▸ Stated exercise
Present the data once more in exactly its original form.
═══
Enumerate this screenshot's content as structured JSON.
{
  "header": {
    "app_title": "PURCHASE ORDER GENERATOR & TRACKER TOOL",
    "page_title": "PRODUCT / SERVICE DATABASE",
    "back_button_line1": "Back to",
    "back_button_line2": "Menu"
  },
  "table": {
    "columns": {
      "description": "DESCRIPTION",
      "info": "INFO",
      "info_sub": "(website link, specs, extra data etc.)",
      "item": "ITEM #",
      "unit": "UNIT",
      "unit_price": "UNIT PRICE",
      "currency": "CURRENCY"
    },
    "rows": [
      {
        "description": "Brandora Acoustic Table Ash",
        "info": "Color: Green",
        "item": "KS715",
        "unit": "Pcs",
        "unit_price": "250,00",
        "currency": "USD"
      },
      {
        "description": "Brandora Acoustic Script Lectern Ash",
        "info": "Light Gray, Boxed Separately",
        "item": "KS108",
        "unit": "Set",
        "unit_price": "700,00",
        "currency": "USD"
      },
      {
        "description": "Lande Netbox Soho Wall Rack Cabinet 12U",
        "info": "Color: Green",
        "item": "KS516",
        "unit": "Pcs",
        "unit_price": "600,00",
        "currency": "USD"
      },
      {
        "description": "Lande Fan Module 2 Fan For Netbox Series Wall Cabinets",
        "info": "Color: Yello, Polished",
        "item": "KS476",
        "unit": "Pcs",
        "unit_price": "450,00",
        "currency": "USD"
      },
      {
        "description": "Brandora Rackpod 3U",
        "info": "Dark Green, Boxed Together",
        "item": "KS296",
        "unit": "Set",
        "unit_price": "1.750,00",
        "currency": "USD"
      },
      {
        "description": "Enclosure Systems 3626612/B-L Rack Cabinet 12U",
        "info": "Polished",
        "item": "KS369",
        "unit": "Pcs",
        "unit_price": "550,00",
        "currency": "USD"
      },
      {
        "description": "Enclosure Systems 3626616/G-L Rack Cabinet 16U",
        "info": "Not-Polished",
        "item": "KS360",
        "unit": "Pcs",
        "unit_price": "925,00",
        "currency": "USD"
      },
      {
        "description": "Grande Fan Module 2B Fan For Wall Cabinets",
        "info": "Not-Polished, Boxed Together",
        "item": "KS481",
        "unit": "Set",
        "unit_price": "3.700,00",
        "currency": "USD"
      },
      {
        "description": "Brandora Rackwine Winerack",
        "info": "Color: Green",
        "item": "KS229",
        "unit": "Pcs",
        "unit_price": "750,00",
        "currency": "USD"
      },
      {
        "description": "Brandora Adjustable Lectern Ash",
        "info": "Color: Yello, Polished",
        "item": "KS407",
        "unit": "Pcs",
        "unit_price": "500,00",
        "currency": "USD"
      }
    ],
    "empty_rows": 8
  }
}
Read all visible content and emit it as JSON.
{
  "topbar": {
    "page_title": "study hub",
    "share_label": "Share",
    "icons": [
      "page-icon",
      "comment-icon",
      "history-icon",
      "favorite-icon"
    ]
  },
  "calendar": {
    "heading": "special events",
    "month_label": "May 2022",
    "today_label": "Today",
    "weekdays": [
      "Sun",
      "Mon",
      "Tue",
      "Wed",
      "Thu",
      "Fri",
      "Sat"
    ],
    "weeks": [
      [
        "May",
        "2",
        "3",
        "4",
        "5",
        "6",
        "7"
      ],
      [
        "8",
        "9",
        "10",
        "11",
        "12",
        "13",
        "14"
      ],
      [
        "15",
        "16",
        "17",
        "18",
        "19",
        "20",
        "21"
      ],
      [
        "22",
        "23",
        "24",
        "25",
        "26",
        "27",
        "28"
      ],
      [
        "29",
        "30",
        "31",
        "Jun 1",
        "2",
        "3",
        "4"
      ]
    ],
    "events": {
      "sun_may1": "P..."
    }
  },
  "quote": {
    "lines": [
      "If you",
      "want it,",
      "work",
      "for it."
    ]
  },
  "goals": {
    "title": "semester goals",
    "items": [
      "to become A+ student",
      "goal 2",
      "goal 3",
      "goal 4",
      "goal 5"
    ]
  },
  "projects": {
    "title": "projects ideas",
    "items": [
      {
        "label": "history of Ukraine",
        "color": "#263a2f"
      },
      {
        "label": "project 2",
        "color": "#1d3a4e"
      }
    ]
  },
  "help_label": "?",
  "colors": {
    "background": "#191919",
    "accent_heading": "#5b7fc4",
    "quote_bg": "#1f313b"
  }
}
═══
▸ The response
Enumerate this screenshot's content as structured JSON.
{
  "header": {
    "app_title": "PURCHASE ORDER GENERATOR & TRACKER TOOL",
    "page_title": "PRODUCT / SERVICE DATABASE",
    "back_button_line1": "Back to",
    "back_button_line2": "Menu"
  },
  "table": {
    "columns": {
      "description": "DESCRIPTION",
      "info": "INFO",
      "info_sub": "(website link, specs, extra data etc.)",
      "item": "ITEM #",
      "unit": "UNIT",
      "unit_price": "UNIT PRICE",
      "currency": "CURRENCY"
    },
    "rows": [
      {
        "description": "Brandora Acoustic Table Ash",
        "info": "Color: Green",
        "item": "KS715",
        "unit": "Pcs",
        "unit_price": "250,00",
        "currency": "USD"
      },
      {
        "description": "Brandora Acoustic Script Lectern Ash",
        "info": "Light Gray, Boxed Separately",
        "item": "KS108",
        "unit": "Set",
        "unit_price": "700,00",
        "currency": "USD"
      },
      {
        "description": "Lande Netbox Soho Wall Rack Cabinet 12U",
        "info": "Color: Green",
        "item": "KS516",
        "unit": "Pcs",
        "unit_price": "600,00",
        "currency": "USD"
      },
      {
        "description": "Lande Fan Module 2 Fan For Netbox Series Wall Cabinets",
        "info": "Color: Yello, Polished",
        "item": "KS476",
        "unit": "Pcs",
        "unit_price": "450,00",
        "currency": "USD"
      },
      {
        "description": "Brandora Rackpod 3U",
        "info": "Dark Green, Boxed Together",
        "item": "KS296",
        "unit": "Set",
        "unit_price": "1.750,00",
        "currency": "USD"
      },
      {
        "description": "Enclosure Systems 3626612/B-L Rack Cabinet 12U",
        "info": "Polished",
        "item": "KS369",
        "unit": "Pcs",
        "unit_price": "550,00",
        "currency": "USD"
      },
      {
        "description": "Enclosure Systems 3626616/G-L Rack Cabinet 16U",
        "info": "Not-Polished",
        "item": "KS360",
        "unit": "Pcs",
        "unit_price": "925,00",
        "currency": "USD"
      },
      {
        "description": "Grande Fan Module 2B Fan For Wall Cabinets",
        "info": "Not-Polished, Boxed Together",
        "item": "KS481",
        "unit": "Set",
        "unit_price": "3.700,00",
        "currency": "USD"
      },
      {
        "description": "Brandora Rackwine Winerack",
        "info": "Color: Green",
        "item": "KS229",
        "unit": "Pcs",
        "unit_price": "750,00",
        "currency": "USD"
      },
      {
        "description": "Brandora Adjustable Lectern Ash",
        "info": "Color: Yello, Polished",
        "item": "KS407",
        "unit": "Pcs",
        "unit_price": "500,00",
        "currency": "USD"
      }
    ],
    "empty_rows": 8
  }
}
Read all visible content and emit it as JSON.
{
  "topbar": {
    "page_title": "study hub",
    "share_label": "Share",
    "icons": [
      "page-icon",
      "comment-icon",
      "history-icon",
      "favorite-icon"
    ]
  },
  "calendar": {
    "heading": "special events",
    "month_label": "May 2022",
    "today_label": "Today",
    "weekdays": [
      "Sun",
      "Mon",
      "Tue",
      "Wed",
      "Thu",
      "Fri",
      "Sat"
    ],
    "weeks": [
      [
        "May",
        "2",
        "3",
        "4",
        "5",
        "6",
        "7"
      ],
      [
        "8",
        "9",
        "10",
        "11",
        "12",
        "13",
        "14"
      ],
      [
        "15",
        "16",
        "17",
        "18",
        "19",
        "20",
        "21"
      ],
      [
        "22",
        "23",
        "24",
        "25",
        "26",
        "27",
        "28"
      ],
      [
        "29",
        "30",
        "31",
        "Jun 1",
        "2",
        "3",
        "4"
      ]
    ],
    "events": {
      "sun_may1": "P..."
    }
  },
  "quote": {
    "lines": [
      "If you",
      "want it,",
      "work",
      "for it."
    ]
  },
  "goals": {
    "title": "semester goals",
    "items": [
      "to become A+ student",
      "goal 2",
      "goal 3",
      "goal 4",
      "goal 5"
    ]
  },
  "projects": {
    "title": "projects ideas",
    "items": [
      {
        "label": "history of Ukraine",
        "color": "#263a2f"
      },
      {
        "label": "project 2",
        "color": "#1d3a4e"
      }
    ]
  },
  "help_label": "?",
  "colors": {
    "background": "#191919",
    "accent_heading": "#5b7fc4",
    "quote_bg": "#1f313b"
  }
}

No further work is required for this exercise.